Written exercise
Could you write out the records below exactly as they appear, leaving out any pictures?

Data extracted from a collection:

•••••

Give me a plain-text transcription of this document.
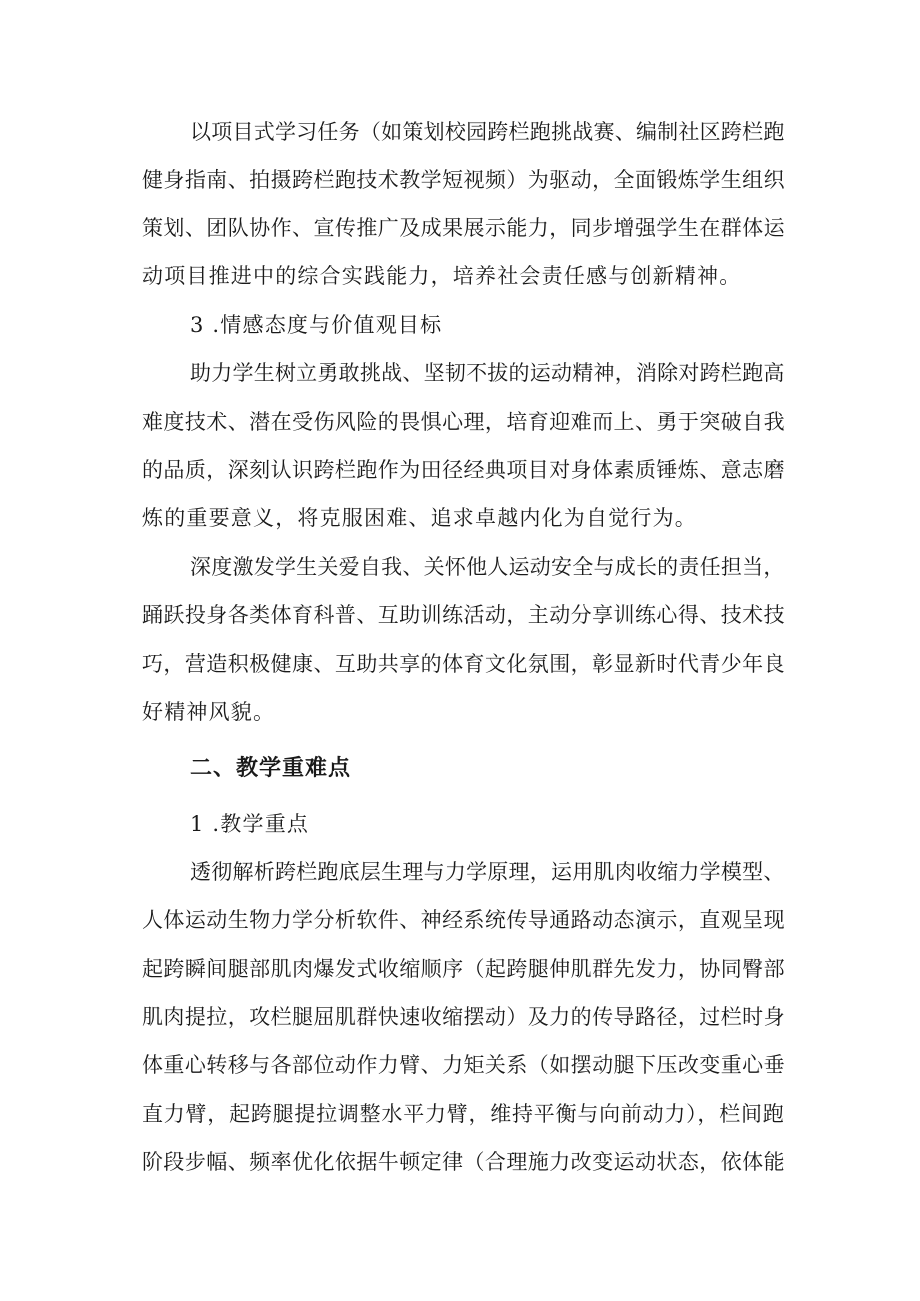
以项目式学习任务（如策划校园跨栏跑挑战赛、编制社区跨栏跑
健身指南、拍摄跨栏跑技术教学短视频）为驱动，全面锻炼学生组织
策划、团队协作、宣传推广及成果展示能力，同步增强学生在群体运
动项目推进中的综合实践能力，培养社会责任感与创新精神。
3 .情感态度与价值观目标
助力学生树立勇敢挑战、坚韧不拔的运动精神，消除对跨栏跑高
难度技术、潜在受伤风险的畏惧心理，培育迎难而上、勇于突破自我
的品质，深刻认识跨栏跑作为田径经典项目对身体素质锤炼、意志磨
炼的重要意义，将克服困难、追求卓越内化为自觉行为。
深度激发学生关爱自我、关怀他人运动安全与成长的责任担当，
踊跃投身各类体育科普、互助训练活动，主动分享训练心得、技术技
巧，营造积极健康、互助共享的体育文化氛围，彰显新时代青少年良
好精神风貌。
二、教学重难点
1 .教学重点
透彻解析跨栏跑底层生理与力学原理，运用肌肉收缩力学模型、
人体运动生物力学分析软件、神经系统传导通路动态演示，直观呈现
起跨瞬间腿部肌肉爆发式收缩顺序（起跨腿伸肌群先发力，协同臀部
肌肉提拉，攻栏腿屈肌群快速收缩摆动）及力的传导路径，过栏时身
体重心转移与各部位动作力臂、力矩关系（如摆动腿下压改变重心垂
直力臂，起跨腿提拉调整水平力臂，维持平衡与向前动力），栏间跑
阶段步幅、频率优化依据牛顿定律（合理施力改变运动状态，依体能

•••••

Right answer
Give me a plain-text transcription of this document.
以项目式学习任务（如策划校园跨栏跑挑战赛、编制社区跨栏跑
健身指南、拍摄跨栏跑技术教学短视频）为驱动，全面锻炼学生组织
策划、团队协作、宣传推广及成果展示能力，同步增强学生在群体运
动项目推进中的综合实践能力，培养社会责任感与创新精神。
3 .情感态度与价值观目标
助力学生树立勇敢挑战、坚韧不拔的运动精神，消除对跨栏跑高
难度技术、潜在受伤风险的畏惧心理，培育迎难而上、勇于突破自我
的品质，深刻认识跨栏跑作为田径经典项目对身体素质锤炼、意志磨
炼的重要意义，将克服困难、追求卓越内化为自觉行为。
深度激发学生关爱自我、关怀他人运动安全与成长的责任担当，
踊跃投身各类体育科普、互助训练活动，主动分享训练心得、技术技
巧，营造积极健康、互助共享的体育文化氛围，彰显新时代青少年良
好精神风貌。
二、教学重难点
1 .教学重点
透彻解析跨栏跑底层生理与力学原理，运用肌肉收缩力学模型、
人体运动生物力学分析软件、神经系统传导通路动态演示，直观呈现
起跨瞬间腿部肌肉爆发式收缩顺序（起跨腿伸肌群先发力，协同臀部
肌肉提拉，攻栏腿屈肌群快速收缩摆动）及力的传导路径，过栏时身
体重心转移与各部位动作力臂、力矩关系（如摆动腿下压改变重心垂
直力臂，起跨腿提拉调整水平力臂，维持平衡与向前动力），栏间跑
阶段步幅、频率优化依据牛顿定律（合理施力改变运动状态，依体能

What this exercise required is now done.